#### Exercise directions
Pictures in the data below are not part of the copy; transcribe everything else exactly.

++++++++++

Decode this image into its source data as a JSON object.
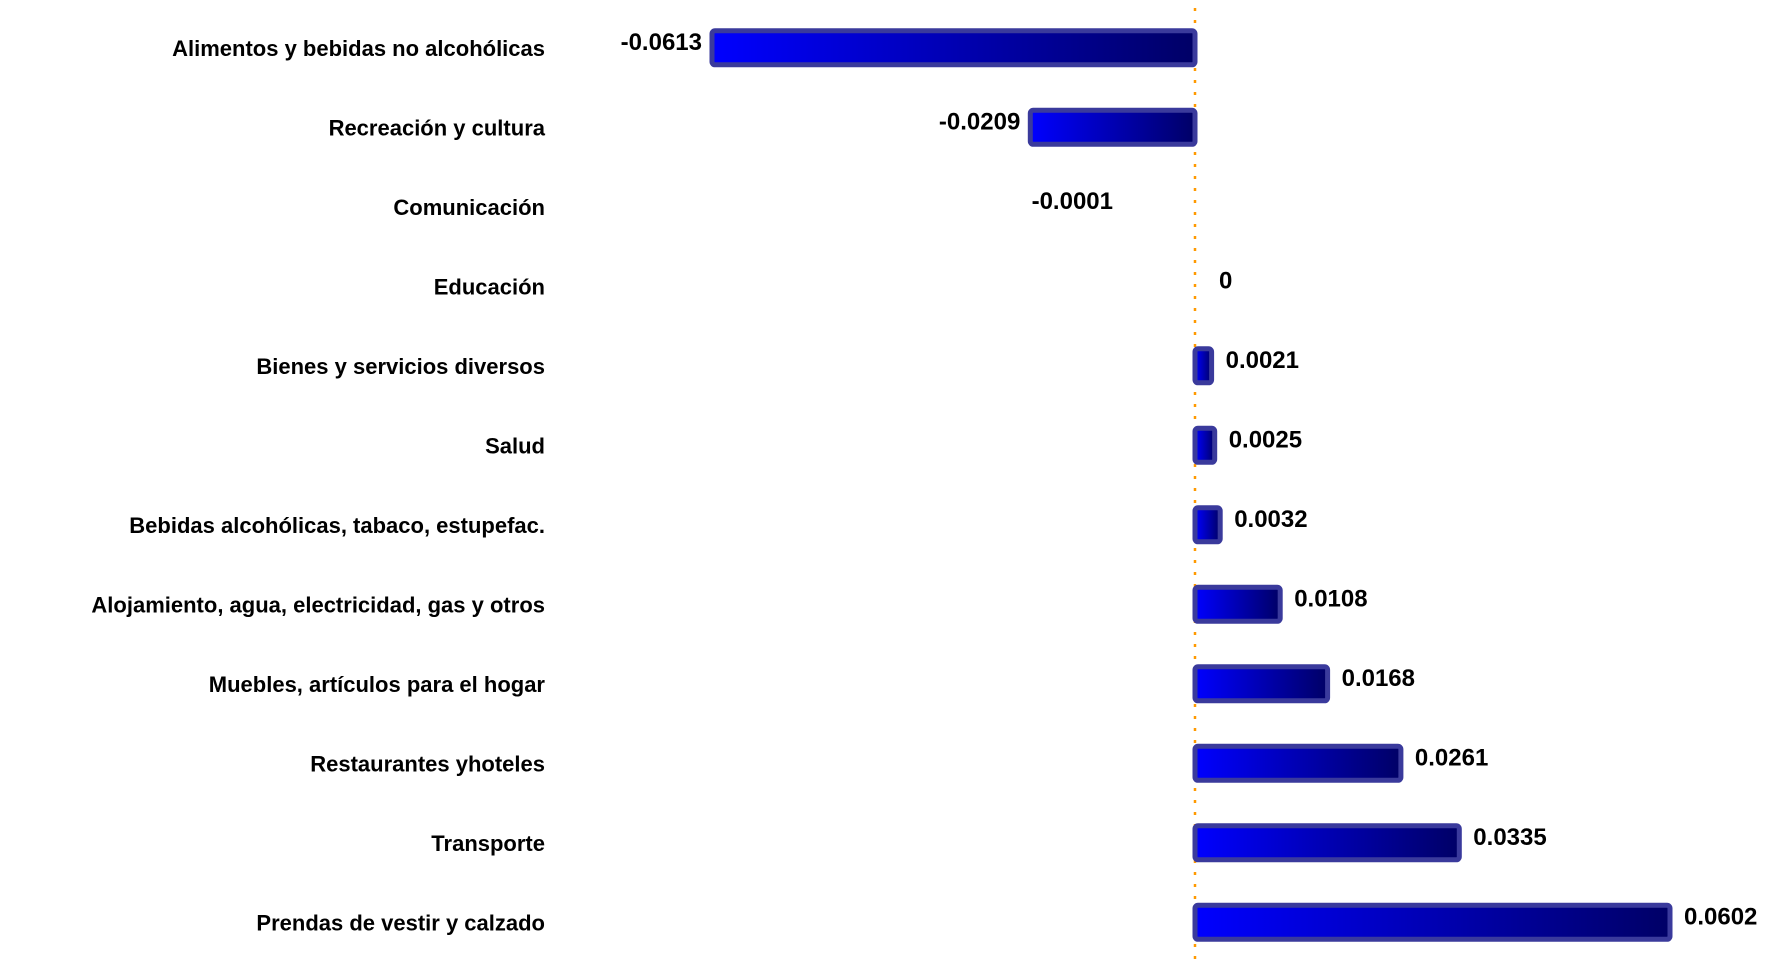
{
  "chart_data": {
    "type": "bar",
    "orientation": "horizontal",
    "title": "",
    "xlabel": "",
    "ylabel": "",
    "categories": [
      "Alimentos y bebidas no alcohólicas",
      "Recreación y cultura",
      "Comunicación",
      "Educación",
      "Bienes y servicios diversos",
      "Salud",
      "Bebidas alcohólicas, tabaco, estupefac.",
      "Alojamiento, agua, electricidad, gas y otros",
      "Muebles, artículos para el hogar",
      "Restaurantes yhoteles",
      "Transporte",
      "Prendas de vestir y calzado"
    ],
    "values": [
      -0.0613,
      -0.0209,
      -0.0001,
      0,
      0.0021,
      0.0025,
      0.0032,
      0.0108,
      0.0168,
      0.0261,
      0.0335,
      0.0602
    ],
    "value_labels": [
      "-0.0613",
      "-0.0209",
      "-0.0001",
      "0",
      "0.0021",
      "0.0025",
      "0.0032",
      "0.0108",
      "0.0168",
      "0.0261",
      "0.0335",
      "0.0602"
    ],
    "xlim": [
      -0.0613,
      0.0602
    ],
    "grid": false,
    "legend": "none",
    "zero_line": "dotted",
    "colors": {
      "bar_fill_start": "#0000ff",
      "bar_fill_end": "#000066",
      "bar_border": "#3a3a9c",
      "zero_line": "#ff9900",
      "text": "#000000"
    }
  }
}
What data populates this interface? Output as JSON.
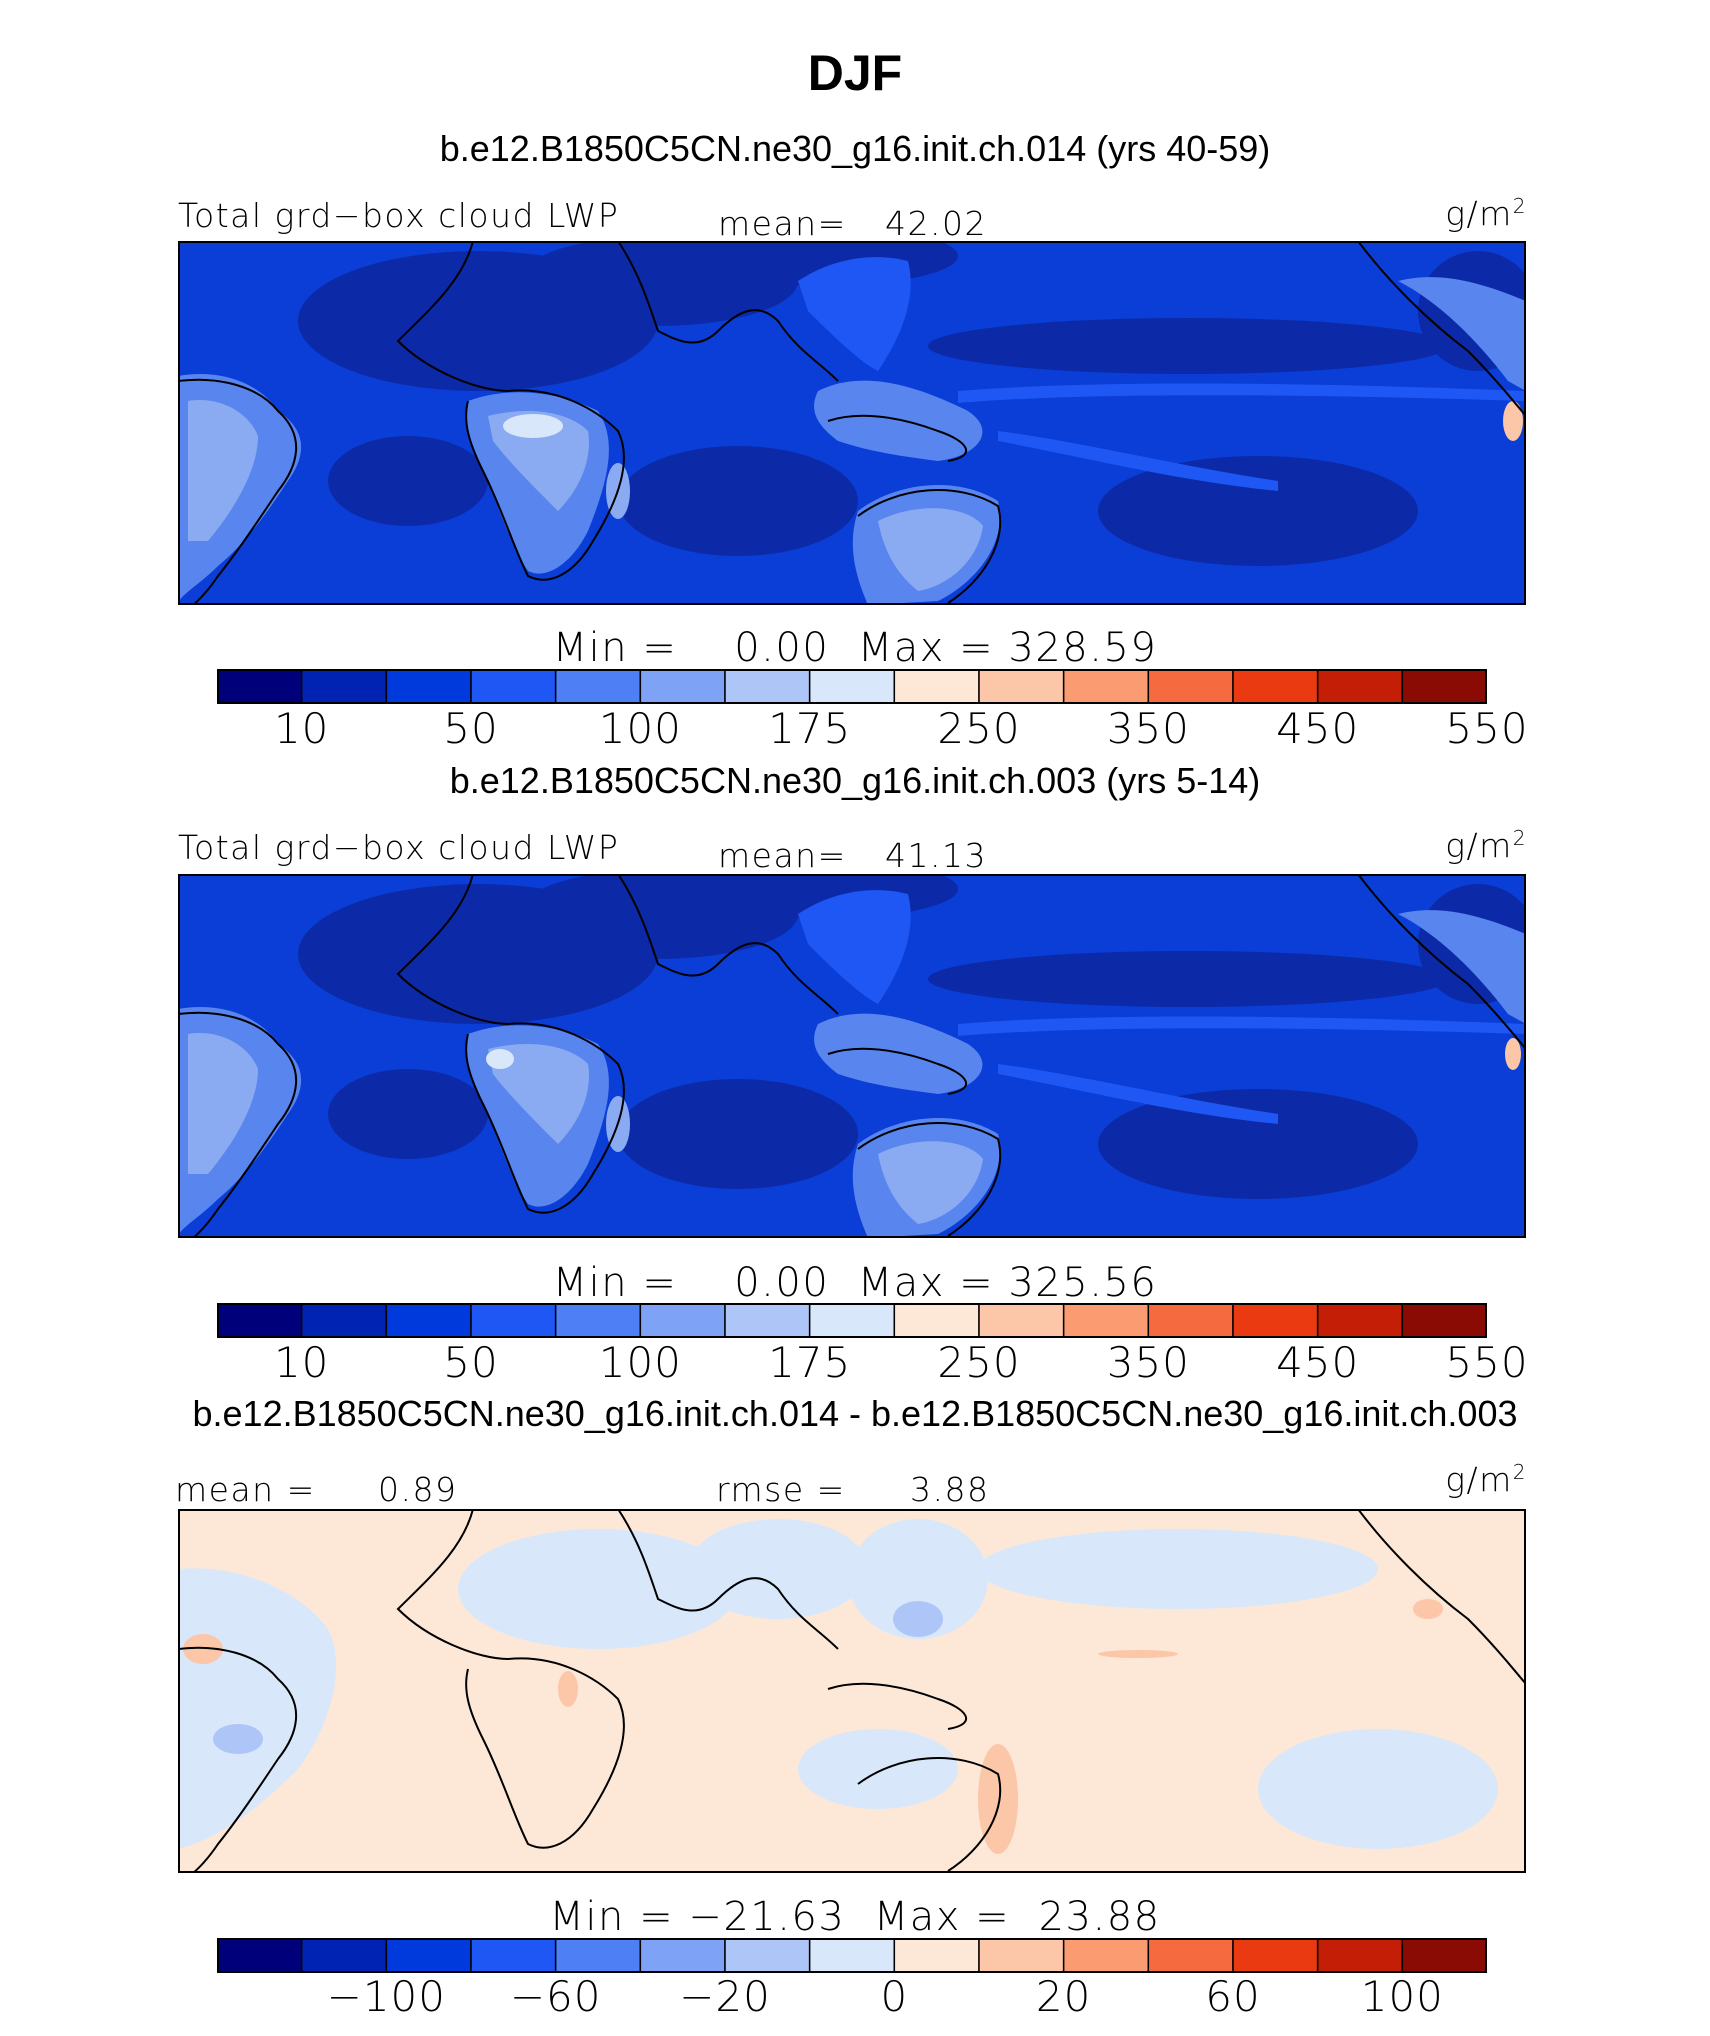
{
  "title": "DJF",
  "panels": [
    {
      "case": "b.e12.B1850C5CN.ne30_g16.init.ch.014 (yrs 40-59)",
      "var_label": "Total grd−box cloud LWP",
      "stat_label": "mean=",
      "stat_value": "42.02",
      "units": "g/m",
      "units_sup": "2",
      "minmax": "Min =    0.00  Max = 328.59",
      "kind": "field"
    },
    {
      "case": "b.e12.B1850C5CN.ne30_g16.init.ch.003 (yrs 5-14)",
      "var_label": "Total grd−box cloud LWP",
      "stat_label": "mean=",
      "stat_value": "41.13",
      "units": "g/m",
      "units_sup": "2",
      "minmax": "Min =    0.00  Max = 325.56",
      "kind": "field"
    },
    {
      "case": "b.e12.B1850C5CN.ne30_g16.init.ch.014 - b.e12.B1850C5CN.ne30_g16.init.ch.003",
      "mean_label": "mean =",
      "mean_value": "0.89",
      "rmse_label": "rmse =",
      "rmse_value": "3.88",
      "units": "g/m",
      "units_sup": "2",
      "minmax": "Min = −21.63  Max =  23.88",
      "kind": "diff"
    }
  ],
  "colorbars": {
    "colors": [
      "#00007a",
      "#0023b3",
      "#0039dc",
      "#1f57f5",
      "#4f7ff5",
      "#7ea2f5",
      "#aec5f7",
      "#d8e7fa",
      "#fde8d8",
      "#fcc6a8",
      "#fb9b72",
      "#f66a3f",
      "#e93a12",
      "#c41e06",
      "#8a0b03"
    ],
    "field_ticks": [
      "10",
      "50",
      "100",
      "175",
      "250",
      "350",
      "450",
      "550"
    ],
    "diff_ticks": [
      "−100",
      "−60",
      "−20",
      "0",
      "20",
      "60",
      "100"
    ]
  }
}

++++++++++

#### Output below
Decode this image into its source data as a JSON object.
{
  "chart_data": {
    "type": "bar",
    "orientation": "horizontal",
    "title": "",
    "xlabel": "",
    "ylabel": "",
    "categories": [
      "Alimentos y bebidas no alcohólicas",
      "Recreación y cultura",
      "Comunicación",
      "Educación",
      "Bienes y servicios diversos",
      "Salud",
      "Bebidas alcohólicas, tabaco, estupefac.",
      "Alojamiento, agua, electricidad, gas y otros",
      "Muebles, artículos para el hogar",
      "Restaurantes yhoteles",
      "Transporte",
      "Prendas de vestir y calzado"
    ],
    "values": [
      -0.0613,
      -0.0209,
      -0.0001,
      0,
      0.0021,
      0.0025,
      0.0032,
      0.0108,
      0.0168,
      0.0261,
      0.0335,
      0.0602
    ],
    "value_labels": [
      "-0.0613",
      "-0.0209",
      "-0.0001",
      "0",
      "0.0021",
      "0.0025",
      "0.0032",
      "0.0108",
      "0.0168",
      "0.0261",
      "0.0335",
      "0.0602"
    ],
    "xlim": [
      -0.0613,
      0.0602
    ],
    "grid": false,
    "legend": "none",
    "zero_line": "dotted",
    "colors": {
      "bar_fill_start": "#0000ff",
      "bar_fill_end": "#000066",
      "bar_border": "#3a3a9c",
      "zero_line": "#ff9900",
      "text": "#000000"
    }
  }
}
What data populates this interface? Output as JSON.
{
  "title": "DJF",
  "panels": [
    {
      "case": "b.e12.B1850C5CN.ne30_g16.init.ch.014 (yrs 40-59)",
      "var_label": "Total grd−box cloud LWP",
      "stat_label": "mean=",
      "stat_value": "42.02",
      "units": "g/m",
      "units_sup": "2",
      "minmax": "Min =    0.00  Max = 328.59",
      "kind": "field"
    },
    {
      "case": "b.e12.B1850C5CN.ne30_g16.init.ch.003 (yrs 5-14)",
      "var_label": "Total grd−box cloud LWP",
      "stat_label": "mean=",
      "stat_value": "41.13",
      "units": "g/m",
      "units_sup": "2",
      "minmax": "Min =    0.00  Max = 325.56",
      "kind": "field"
    },
    {
      "case": "b.e12.B1850C5CN.ne30_g16.init.ch.014 - b.e12.B1850C5CN.ne30_g16.init.ch.003",
      "mean_label": "mean =",
      "mean_value": "0.89",
      "rmse_label": "rmse =",
      "rmse_value": "3.88",
      "units": "g/m",
      "units_sup": "2",
      "minmax": "Min = −21.63  Max =  23.88",
      "kind": "diff"
    }
  ],
  "colorbars": {
    "colors": [
      "#00007a",
      "#0023b3",
      "#0039dc",
      "#1f57f5",
      "#4f7ff5",
      "#7ea2f5",
      "#aec5f7",
      "#d8e7fa",
      "#fde8d8",
      "#fcc6a8",
      "#fb9b72",
      "#f66a3f",
      "#e93a12",
      "#c41e06",
      "#8a0b03"
    ],
    "field_ticks": [
      "10",
      "50",
      "100",
      "175",
      "250",
      "350",
      "450",
      "550"
    ],
    "diff_ticks": [
      "−100",
      "−60",
      "−20",
      "0",
      "20",
      "60",
      "100"
    ]
  }
}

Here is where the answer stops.